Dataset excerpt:

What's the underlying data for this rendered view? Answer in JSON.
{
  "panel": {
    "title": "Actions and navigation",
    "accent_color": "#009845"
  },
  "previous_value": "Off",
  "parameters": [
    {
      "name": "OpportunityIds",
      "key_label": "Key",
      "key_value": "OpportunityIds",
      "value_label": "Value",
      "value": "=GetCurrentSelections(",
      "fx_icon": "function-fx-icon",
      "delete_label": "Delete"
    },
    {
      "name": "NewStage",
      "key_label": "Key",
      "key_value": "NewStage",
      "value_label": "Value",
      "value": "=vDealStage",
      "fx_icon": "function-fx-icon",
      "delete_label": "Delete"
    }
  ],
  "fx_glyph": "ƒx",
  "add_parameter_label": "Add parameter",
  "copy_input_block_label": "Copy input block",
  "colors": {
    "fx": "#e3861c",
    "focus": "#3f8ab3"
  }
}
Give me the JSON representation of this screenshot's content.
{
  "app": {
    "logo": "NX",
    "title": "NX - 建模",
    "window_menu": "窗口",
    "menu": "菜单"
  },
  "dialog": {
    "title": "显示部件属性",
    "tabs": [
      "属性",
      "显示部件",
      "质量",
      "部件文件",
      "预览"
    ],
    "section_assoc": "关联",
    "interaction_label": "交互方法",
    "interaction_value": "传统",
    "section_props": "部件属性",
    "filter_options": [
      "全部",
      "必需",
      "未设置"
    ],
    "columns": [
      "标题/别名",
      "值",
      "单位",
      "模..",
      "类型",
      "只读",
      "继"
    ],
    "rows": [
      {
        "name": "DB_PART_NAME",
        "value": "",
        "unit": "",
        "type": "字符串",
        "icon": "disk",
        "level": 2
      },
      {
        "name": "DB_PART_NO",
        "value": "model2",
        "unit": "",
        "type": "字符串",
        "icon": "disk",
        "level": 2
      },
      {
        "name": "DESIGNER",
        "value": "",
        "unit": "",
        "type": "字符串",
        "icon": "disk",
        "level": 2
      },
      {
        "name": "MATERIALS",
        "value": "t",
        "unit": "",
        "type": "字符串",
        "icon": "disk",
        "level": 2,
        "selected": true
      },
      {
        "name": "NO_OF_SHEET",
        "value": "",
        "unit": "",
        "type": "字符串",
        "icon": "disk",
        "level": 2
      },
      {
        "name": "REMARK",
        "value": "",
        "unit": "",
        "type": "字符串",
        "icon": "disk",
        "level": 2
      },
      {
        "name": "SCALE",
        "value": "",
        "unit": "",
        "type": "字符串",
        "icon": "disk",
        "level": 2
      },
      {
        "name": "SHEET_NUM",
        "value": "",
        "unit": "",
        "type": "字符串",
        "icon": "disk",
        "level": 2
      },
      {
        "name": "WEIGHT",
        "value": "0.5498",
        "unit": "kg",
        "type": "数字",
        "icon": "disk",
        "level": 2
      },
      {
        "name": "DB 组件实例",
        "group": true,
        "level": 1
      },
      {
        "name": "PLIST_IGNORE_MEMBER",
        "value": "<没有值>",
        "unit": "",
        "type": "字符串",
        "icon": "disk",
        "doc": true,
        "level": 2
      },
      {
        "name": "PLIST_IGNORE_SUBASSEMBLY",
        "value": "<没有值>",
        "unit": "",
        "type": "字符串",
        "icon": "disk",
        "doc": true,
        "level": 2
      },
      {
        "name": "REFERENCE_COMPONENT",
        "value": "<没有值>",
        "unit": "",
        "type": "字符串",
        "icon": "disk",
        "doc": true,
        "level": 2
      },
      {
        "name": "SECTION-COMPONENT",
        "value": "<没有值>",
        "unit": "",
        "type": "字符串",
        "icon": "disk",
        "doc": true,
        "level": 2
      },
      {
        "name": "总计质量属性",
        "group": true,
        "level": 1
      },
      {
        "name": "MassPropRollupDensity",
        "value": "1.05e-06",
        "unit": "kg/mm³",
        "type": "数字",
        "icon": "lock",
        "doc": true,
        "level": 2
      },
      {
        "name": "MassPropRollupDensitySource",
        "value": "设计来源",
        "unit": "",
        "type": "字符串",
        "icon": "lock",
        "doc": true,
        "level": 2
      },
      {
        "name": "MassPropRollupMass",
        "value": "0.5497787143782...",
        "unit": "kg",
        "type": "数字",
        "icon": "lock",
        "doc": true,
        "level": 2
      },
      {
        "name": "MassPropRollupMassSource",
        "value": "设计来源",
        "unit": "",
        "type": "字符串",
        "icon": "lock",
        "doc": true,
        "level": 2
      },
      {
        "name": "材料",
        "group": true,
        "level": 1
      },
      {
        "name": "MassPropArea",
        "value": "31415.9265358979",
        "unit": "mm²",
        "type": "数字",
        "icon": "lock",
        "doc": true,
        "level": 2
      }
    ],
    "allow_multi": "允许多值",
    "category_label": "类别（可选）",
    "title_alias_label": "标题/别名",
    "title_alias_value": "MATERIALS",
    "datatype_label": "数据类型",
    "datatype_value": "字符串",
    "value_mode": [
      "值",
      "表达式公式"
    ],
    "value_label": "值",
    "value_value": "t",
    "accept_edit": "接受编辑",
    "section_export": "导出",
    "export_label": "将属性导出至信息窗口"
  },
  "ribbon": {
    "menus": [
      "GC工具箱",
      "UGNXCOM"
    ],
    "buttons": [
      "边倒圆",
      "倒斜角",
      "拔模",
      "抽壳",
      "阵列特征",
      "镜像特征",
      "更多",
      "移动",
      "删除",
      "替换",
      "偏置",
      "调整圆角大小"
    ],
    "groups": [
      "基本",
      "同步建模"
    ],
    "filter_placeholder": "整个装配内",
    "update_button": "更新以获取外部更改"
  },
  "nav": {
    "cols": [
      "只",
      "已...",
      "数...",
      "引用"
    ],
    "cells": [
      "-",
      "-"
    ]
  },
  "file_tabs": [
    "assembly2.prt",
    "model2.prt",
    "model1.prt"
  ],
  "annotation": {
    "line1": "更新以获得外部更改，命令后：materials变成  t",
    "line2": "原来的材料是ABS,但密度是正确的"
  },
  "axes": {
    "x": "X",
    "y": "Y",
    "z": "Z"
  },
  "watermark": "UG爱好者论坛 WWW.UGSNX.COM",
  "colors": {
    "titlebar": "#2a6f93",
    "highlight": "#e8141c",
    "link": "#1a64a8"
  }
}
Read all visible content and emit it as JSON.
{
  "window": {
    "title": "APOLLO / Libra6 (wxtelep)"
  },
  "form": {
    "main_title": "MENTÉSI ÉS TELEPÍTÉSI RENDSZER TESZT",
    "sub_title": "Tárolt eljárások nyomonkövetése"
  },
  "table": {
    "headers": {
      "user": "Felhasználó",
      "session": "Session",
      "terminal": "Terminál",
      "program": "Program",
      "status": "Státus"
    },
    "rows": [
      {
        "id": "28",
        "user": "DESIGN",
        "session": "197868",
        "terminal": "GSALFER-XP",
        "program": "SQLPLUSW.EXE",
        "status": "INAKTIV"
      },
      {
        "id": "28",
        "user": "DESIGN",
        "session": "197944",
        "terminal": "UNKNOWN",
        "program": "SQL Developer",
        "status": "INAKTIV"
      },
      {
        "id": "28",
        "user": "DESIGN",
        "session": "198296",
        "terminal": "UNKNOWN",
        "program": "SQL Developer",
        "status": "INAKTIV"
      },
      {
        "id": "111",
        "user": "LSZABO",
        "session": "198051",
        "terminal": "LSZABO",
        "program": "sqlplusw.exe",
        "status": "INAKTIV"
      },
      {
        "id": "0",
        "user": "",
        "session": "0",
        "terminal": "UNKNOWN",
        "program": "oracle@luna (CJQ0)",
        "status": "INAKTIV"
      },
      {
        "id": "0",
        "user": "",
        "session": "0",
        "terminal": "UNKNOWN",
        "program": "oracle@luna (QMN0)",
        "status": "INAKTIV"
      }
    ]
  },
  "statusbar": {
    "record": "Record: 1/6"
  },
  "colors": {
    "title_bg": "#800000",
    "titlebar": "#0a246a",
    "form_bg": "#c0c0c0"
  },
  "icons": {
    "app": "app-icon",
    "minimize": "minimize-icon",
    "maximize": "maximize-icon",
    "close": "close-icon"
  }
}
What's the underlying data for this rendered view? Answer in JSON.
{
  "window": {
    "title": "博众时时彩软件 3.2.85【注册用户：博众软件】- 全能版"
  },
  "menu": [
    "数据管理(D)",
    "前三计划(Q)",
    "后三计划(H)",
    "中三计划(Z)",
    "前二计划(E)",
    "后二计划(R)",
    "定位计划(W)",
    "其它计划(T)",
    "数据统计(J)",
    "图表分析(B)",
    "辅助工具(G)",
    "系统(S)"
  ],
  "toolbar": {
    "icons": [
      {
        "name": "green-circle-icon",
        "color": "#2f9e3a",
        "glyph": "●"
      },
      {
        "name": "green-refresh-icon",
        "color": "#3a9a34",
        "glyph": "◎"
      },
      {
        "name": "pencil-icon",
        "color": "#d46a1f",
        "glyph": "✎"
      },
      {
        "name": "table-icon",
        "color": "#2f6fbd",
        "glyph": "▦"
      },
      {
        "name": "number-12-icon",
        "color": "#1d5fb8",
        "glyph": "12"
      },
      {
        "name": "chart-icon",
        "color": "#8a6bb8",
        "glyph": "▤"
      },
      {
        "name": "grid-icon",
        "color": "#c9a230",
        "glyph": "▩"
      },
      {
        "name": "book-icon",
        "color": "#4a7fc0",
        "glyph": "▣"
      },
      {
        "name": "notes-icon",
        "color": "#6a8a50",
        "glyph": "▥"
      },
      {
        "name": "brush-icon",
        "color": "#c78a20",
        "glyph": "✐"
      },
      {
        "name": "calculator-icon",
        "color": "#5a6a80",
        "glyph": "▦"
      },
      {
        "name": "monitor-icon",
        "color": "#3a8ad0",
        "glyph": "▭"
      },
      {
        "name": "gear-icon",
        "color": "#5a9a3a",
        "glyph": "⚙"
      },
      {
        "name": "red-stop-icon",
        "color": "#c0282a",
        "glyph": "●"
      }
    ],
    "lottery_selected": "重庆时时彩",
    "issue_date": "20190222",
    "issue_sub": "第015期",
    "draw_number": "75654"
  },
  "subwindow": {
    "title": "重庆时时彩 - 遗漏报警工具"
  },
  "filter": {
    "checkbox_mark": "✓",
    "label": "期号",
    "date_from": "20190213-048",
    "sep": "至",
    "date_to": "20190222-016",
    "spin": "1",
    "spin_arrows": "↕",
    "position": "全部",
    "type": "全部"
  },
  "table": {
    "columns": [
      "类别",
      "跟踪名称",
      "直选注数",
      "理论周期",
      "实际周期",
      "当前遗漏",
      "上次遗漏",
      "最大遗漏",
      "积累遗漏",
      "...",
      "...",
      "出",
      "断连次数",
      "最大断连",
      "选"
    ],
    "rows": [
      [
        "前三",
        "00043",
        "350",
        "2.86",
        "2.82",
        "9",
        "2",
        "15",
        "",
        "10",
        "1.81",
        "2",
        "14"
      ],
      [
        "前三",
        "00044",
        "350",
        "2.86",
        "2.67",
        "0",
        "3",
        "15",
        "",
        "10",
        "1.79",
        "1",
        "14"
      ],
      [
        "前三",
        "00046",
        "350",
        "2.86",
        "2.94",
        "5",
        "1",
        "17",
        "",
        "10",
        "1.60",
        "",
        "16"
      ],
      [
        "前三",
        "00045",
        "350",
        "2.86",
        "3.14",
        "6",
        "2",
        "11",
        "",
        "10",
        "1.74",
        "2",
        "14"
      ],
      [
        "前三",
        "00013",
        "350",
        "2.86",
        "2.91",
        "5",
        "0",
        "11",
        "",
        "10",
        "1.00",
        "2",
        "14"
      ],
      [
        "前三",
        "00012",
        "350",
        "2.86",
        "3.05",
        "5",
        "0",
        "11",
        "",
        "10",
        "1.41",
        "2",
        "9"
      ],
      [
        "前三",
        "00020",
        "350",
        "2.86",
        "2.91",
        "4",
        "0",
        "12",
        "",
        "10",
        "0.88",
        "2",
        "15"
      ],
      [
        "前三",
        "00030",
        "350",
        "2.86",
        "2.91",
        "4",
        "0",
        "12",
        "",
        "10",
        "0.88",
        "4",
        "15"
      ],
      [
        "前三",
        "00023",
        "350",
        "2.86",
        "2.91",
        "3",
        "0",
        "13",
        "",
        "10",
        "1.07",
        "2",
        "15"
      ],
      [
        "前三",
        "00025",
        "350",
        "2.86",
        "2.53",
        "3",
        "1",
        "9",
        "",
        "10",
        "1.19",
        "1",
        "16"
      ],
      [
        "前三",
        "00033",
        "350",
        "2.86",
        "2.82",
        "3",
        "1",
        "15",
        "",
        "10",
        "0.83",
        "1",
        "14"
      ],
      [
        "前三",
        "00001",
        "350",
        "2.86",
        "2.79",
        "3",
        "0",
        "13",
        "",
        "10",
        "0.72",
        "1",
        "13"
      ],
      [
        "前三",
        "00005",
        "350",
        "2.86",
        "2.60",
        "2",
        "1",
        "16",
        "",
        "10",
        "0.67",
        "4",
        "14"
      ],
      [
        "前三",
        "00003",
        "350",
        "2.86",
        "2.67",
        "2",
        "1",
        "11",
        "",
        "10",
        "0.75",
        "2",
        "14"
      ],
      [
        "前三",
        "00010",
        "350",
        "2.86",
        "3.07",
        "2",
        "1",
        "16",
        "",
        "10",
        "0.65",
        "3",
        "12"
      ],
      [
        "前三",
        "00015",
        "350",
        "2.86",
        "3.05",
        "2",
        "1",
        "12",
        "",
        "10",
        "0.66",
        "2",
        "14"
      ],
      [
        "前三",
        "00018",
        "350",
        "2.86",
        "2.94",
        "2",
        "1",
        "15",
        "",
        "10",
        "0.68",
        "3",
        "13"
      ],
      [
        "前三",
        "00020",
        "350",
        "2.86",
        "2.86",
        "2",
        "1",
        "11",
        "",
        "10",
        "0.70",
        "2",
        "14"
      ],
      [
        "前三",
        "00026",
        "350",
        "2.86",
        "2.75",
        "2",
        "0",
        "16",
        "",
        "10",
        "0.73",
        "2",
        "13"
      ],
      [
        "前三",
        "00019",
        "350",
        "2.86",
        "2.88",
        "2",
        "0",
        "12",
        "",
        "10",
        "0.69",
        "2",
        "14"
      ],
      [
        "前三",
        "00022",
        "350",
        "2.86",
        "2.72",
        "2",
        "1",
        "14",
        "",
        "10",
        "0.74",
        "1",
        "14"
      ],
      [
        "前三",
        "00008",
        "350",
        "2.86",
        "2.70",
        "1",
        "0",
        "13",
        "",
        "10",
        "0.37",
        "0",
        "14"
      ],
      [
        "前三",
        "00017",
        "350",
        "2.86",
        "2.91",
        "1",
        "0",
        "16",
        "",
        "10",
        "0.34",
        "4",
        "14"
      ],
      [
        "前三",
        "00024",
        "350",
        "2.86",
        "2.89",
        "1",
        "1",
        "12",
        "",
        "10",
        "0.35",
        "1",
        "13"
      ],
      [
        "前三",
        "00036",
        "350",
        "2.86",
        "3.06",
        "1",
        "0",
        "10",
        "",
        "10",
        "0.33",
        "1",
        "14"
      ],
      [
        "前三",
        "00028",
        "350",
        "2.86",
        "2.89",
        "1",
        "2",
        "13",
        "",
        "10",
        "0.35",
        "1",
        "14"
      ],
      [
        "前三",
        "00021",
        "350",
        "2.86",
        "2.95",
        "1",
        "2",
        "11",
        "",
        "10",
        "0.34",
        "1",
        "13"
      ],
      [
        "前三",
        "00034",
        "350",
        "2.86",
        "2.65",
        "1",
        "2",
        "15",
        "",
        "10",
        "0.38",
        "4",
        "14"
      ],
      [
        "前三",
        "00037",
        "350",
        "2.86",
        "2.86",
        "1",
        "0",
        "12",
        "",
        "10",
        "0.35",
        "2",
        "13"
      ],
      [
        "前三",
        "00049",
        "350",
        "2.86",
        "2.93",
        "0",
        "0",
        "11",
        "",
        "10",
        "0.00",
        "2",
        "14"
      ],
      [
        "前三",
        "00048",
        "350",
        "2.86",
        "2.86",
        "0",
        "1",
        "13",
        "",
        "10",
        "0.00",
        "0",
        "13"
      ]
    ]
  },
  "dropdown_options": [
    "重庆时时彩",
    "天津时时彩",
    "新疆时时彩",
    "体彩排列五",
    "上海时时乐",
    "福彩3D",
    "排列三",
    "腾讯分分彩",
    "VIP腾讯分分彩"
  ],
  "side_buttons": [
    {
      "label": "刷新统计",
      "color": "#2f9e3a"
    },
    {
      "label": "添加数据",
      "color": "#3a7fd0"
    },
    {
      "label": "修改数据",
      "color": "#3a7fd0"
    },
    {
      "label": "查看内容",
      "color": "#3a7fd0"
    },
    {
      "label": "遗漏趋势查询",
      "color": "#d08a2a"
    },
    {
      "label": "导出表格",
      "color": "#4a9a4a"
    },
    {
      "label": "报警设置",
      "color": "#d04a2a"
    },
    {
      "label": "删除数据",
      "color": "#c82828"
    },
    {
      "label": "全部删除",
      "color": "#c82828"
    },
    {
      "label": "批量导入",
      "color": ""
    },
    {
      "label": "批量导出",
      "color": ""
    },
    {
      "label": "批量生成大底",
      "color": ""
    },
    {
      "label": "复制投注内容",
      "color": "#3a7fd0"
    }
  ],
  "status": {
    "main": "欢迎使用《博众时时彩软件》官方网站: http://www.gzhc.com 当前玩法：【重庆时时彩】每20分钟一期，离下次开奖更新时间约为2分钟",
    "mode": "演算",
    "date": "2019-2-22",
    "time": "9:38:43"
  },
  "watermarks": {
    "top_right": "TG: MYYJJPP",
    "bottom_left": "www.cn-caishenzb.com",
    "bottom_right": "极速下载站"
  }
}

Task objective: Reply with only the number of lines in the material above where the string "oracle" appears.

Exercise response: 2